Exercise requirements: Will you transcribe the entries that follow, exactly and in full?

_ _ _ _ _

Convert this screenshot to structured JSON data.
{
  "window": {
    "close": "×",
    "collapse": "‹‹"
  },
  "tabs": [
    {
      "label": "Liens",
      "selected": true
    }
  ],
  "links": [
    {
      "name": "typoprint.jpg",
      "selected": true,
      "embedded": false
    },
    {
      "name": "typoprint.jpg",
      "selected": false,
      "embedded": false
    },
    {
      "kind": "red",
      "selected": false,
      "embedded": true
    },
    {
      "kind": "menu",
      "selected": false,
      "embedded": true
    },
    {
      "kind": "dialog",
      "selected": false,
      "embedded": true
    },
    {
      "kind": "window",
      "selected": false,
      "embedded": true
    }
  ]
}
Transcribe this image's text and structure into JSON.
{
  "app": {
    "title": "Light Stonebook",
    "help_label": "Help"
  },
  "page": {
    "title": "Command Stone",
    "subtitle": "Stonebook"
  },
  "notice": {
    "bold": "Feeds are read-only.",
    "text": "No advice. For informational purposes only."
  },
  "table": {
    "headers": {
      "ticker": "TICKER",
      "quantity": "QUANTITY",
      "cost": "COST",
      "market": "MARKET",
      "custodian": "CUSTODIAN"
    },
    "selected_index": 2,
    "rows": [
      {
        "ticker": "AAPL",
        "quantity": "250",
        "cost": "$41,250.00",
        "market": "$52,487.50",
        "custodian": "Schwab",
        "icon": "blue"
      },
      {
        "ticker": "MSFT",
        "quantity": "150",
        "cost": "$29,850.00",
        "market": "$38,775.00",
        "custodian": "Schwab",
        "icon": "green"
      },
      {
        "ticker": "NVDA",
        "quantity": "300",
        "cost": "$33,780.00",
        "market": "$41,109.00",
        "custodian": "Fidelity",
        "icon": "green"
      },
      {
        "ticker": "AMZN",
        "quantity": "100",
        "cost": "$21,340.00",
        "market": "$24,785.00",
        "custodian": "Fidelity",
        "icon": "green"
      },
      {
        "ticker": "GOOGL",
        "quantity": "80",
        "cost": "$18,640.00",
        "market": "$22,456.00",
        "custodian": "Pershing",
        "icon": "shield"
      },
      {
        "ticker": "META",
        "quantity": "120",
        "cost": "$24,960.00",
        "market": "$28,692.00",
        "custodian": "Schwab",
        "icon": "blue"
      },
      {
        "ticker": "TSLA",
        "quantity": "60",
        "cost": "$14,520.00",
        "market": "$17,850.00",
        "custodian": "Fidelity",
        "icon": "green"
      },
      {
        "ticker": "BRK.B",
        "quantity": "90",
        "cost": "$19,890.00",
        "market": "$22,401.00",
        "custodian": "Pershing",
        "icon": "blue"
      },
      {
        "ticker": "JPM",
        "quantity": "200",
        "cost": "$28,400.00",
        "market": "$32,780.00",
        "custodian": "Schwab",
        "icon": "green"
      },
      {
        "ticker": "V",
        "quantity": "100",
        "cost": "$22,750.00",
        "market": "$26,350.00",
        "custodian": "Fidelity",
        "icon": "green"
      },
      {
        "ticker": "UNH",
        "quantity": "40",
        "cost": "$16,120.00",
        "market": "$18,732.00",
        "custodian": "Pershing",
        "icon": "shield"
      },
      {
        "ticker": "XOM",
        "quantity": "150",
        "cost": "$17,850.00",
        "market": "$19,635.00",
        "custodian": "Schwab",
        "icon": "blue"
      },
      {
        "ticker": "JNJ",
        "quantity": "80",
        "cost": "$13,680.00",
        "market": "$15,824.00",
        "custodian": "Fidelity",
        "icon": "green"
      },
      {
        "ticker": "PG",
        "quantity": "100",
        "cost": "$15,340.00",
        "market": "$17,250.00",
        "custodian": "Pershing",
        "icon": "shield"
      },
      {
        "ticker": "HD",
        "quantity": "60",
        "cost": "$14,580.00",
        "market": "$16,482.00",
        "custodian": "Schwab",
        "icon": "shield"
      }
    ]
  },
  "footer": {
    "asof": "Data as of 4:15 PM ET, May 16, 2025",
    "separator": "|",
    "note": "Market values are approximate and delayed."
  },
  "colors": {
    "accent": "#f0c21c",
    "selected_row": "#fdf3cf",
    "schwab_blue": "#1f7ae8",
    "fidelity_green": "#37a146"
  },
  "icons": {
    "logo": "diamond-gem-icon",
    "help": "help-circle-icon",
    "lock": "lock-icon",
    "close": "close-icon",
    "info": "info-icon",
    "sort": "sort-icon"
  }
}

_ _ _ _ _

Solution to the exercise:
Convert this screenshot to structured JSON data.
{
  "window": {
    "close": "×",
    "collapse": "‹‹"
  },
  "tabs": [
    {
      "label": "Liens",
      "selected": true
    }
  ],
  "links": [
    {
      "name": "typoprint.jpg",
      "selected": true,
      "embedded": false
    },
    {
      "name": "typoprint.jpg",
      "selected": false,
      "embedded": false
    },
    {
      "kind": "red",
      "selected": false,
      "embedded": true
    },
    {
      "kind": "menu",
      "selected": false,
      "embedded": true
    },
    {
      "kind": "dialog",
      "selected": false,
      "embedded": true
    },
    {
      "kind": "window",
      "selected": false,
      "embedded": true
    }
  ]
}
Transcribe this image's text and structure into JSON.
{
  "app": {
    "title": "Light Stonebook",
    "help_label": "Help"
  },
  "page": {
    "title": "Command Stone",
    "subtitle": "Stonebook"
  },
  "notice": {
    "bold": "Feeds are read-only.",
    "text": "No advice. For informational purposes only."
  },
  "table": {
    "headers": {
      "ticker": "TICKER",
      "quantity": "QUANTITY",
      "cost": "COST",
      "market": "MARKET",
      "custodian": "CUSTODIAN"
    },
    "selected_index": 2,
    "rows": [
      {
        "ticker": "AAPL",
        "quantity": "250",
        "cost": "$41,250.00",
        "market": "$52,487.50",
        "custodian": "Schwab",
        "icon": "blue"
      },
      {
        "ticker": "MSFT",
        "quantity": "150",
        "cost": "$29,850.00",
        "market": "$38,775.00",
        "custodian": "Schwab",
        "icon": "green"
      },
      {
        "ticker": "NVDA",
        "quantity": "300",
        "cost": "$33,780.00",
        "market": "$41,109.00",
        "custodian": "Fidelity",
        "icon": "green"
      },
      {
        "ticker": "AMZN",
        "quantity": "100",
        "cost": "$21,340.00",
        "market": "$24,785.00",
        "custodian": "Fidelity",
        "icon": "green"
      },
      {
        "ticker": "GOOGL",
        "quantity": "80",
        "cost": "$18,640.00",
        "market": "$22,456.00",
        "custodian": "Pershing",
        "icon": "shield"
      },
      {
        "ticker": "META",
        "quantity": "120",
        "cost": "$24,960.00",
        "market": "$28,692.00",
        "custodian": "Schwab",
        "icon": "blue"
      },
      {
        "ticker": "TSLA",
        "quantity": "60",
        "cost": "$14,520.00",
        "market": "$17,850.00",
        "custodian": "Fidelity",
        "icon": "green"
      },
      {
        "ticker": "BRK.B",
        "quantity": "90",
        "cost": "$19,890.00",
        "market": "$22,401.00",
        "custodian": "Pershing",
        "icon": "blue"
      },
      {
        "ticker": "JPM",
        "quantity": "200",
        "cost": "$28,400.00",
        "market": "$32,780.00",
        "custodian": "Schwab",
        "icon": "green"
      },
      {
        "ticker": "V",
        "quantity": "100",
        "cost": "$22,750.00",
        "market": "$26,350.00",
        "custodian": "Fidelity",
        "icon": "green"
      },
      {
        "ticker": "UNH",
        "quantity": "40",
        "cost": "$16,120.00",
        "market": "$18,732.00",
        "custodian": "Pershing",
        "icon": "shield"
      },
      {
        "ticker": "XOM",
        "quantity": "150",
        "cost": "$17,850.00",
        "market": "$19,635.00",
        "custodian": "Schwab",
        "icon": "blue"
      },
      {
        "ticker": "JNJ",
        "quantity": "80",
        "cost": "$13,680.00",
        "market": "$15,824.00",
        "custodian": "Fidelity",
        "icon": "green"
      },
      {
        "ticker": "PG",
        "quantity": "100",
        "cost": "$15,340.00",
        "market": "$17,250.00",
        "custodian": "Pershing",
        "icon": "shield"
      },
      {
        "ticker": "HD",
        "quantity": "60",
        "cost": "$14,580.00",
        "market": "$16,482.00",
        "custodian": "Schwab",
        "icon": "shield"
      }
    ]
  },
  "footer": {
    "asof": "Data as of 4:15 PM ET, May 16, 2025",
    "separator": "|",
    "note": "Market values are approximate and delayed."
  },
  "colors": {
    "accent": "#f0c21c",
    "selected_row": "#fdf3cf",
    "schwab_blue": "#1f7ae8",
    "fidelity_green": "#37a146"
  },
  "icons": {
    "logo": "diamond-gem-icon",
    "help": "help-circle-icon",
    "lock": "lock-icon",
    "close": "close-icon",
    "info": "info-icon",
    "sort": "sort-icon"
  }
}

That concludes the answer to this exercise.